[Box coordinate listing]
________________________
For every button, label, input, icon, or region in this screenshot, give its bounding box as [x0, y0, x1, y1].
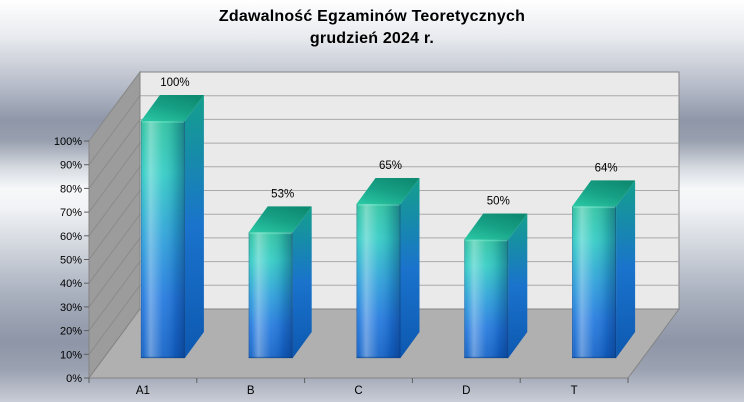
bar-top-D	[464, 213, 528, 240]
chart-title-block: Zdawalność Egzaminów Teoretycznych grudz…	[0, 6, 744, 50]
bar-front-shade-D	[464, 239, 509, 358]
y-tick-label: 0%	[66, 373, 82, 385]
bar-top-A1	[140, 95, 204, 121]
bar-side-T	[616, 180, 636, 358]
side-wall-gridline	[88, 285, 141, 355]
x-tick-label-T: T	[571, 385, 578, 397]
bar-top-C	[356, 177, 420, 204]
side-wall-gridline	[88, 261, 141, 331]
y-tick-label: 100%	[54, 136, 82, 148]
bar-front-shade-A1	[140, 121, 185, 358]
side-wall-gridline	[88, 95, 141, 165]
bar-value-label-B: 53%	[271, 188, 294, 200]
y-tick-label: 30%	[60, 302, 82, 314]
bar-side-B	[292, 206, 312, 358]
side-wall-gridline	[88, 71, 141, 142]
bar-value-label-C: 65%	[379, 160, 402, 172]
y-tick-label: 60%	[60, 231, 82, 243]
x-tick-label-B: B	[247, 385, 255, 397]
bar-front-shade-C	[356, 203, 401, 358]
bar-top-T	[572, 180, 636, 207]
bar-value-label-T: 64%	[595, 162, 618, 174]
y-tick-label: 80%	[60, 183, 82, 195]
side-wall-gridline	[88, 142, 141, 213]
bar-value-label-D: 50%	[487, 196, 510, 208]
bar-front-shade-B	[248, 232, 293, 358]
y-tick-label: 70%	[60, 207, 82, 219]
side-wall-gridline	[88, 190, 141, 260]
bar-side-C	[400, 177, 420, 358]
y-tick-label: 10%	[60, 349, 82, 361]
chart-subtitle: grudzień 2024 r.	[309, 30, 435, 47]
y-tick-label: 50%	[60, 255, 82, 267]
x-tick-label-C: C	[354, 385, 362, 397]
x-tick-label-D: D	[462, 385, 470, 397]
side-wall-gridline	[88, 166, 141, 237]
bar-front-shade-T	[572, 206, 617, 358]
bar-value-label-A1: 100%	[160, 77, 189, 89]
side-wall-gridline	[88, 119, 141, 189]
side-wall-gridline	[88, 237, 141, 308]
y-tick-label: 90%	[60, 160, 82, 172]
y-tick-label: 40%	[60, 278, 82, 290]
bar-top-B	[248, 206, 312, 233]
side-wall-gridline	[88, 213, 141, 284]
chart-title: Zdawalność Egzaminów Teoretycznych	[218, 8, 526, 25]
y-tick-label: 20%	[60, 326, 82, 338]
bar-side-A1	[184, 95, 204, 358]
bar-side-D	[508, 213, 528, 358]
x-tick-label-A1: A1	[136, 385, 150, 397]
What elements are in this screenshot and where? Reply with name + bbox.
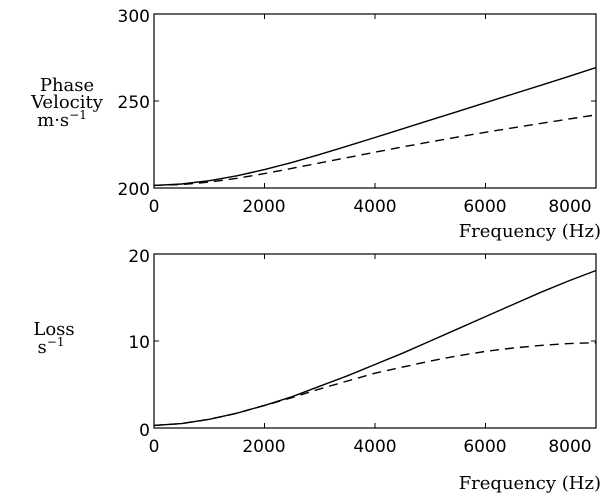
________________________
WHAT NEEDS TO BE DONE:
Write out every line of the listing above word for word, leaving out the pictures.

SOLUTION TO THIS EXERCISE:
For every button, label, input, icon, or region in this screenshot, give its bounding box as [x0, y0, x1, y1].
bar-top-D	[464, 213, 528, 240]
chart-title-block: Zdawalność Egzaminów Teoretycznych grudz…	[0, 6, 744, 50]
bar-front-shade-D	[464, 239, 509, 358]
y-tick-label: 0%	[66, 373, 82, 385]
bar-top-A1	[140, 95, 204, 121]
bar-side-T	[616, 180, 636, 358]
side-wall-gridline	[88, 285, 141, 355]
x-tick-label-T: T	[571, 385, 578, 397]
bar-top-C	[356, 177, 420, 204]
side-wall-gridline	[88, 261, 141, 331]
y-tick-label: 100%	[54, 136, 82, 148]
bar-front-shade-A1	[140, 121, 185, 358]
side-wall-gridline	[88, 95, 141, 165]
bar-value-label-B: 53%	[271, 188, 294, 200]
y-tick-label: 30%	[60, 302, 82, 314]
bar-side-B	[292, 206, 312, 358]
side-wall-gridline	[88, 71, 141, 142]
bar-value-label-C: 65%	[379, 160, 402, 172]
y-tick-label: 60%	[60, 231, 82, 243]
x-tick-label-B: B	[247, 385, 255, 397]
bar-front-shade-C	[356, 203, 401, 358]
bar-top-T	[572, 180, 636, 207]
bar-value-label-T: 64%	[595, 162, 618, 174]
y-tick-label: 80%	[60, 183, 82, 195]
side-wall-gridline	[88, 142, 141, 213]
bar-value-label-D: 50%	[487, 196, 510, 208]
bar-front-shade-B	[248, 232, 293, 358]
y-tick-label: 70%	[60, 207, 82, 219]
side-wall-gridline	[88, 190, 141, 260]
bar-side-C	[400, 177, 420, 358]
y-tick-label: 10%	[60, 349, 82, 361]
chart-subtitle: grudzień 2024 r.	[309, 30, 435, 47]
y-tick-label: 50%	[60, 255, 82, 267]
x-tick-label-C: C	[354, 385, 362, 397]
x-tick-label-D: D	[462, 385, 470, 397]
side-wall-gridline	[88, 166, 141, 237]
bar-front-shade-T	[572, 206, 617, 358]
bar-value-label-A1: 100%	[160, 77, 189, 89]
side-wall-gridline	[88, 119, 141, 189]
side-wall-gridline	[88, 237, 141, 308]
y-tick-label: 90%	[60, 160, 82, 172]
y-tick-label: 40%	[60, 278, 82, 290]
bar-top-B	[248, 206, 312, 233]
side-wall-gridline	[88, 213, 141, 284]
chart-title: Zdawalność Egzaminów Teoretycznych	[218, 8, 526, 25]
y-tick-label: 20%	[60, 326, 82, 338]
bar-side-A1	[184, 95, 204, 358]
bar-side-D	[508, 213, 528, 358]
x-tick-label-A1: A1	[136, 385, 150, 397]
What elements are in this screenshot and where? Reply with name + bbox.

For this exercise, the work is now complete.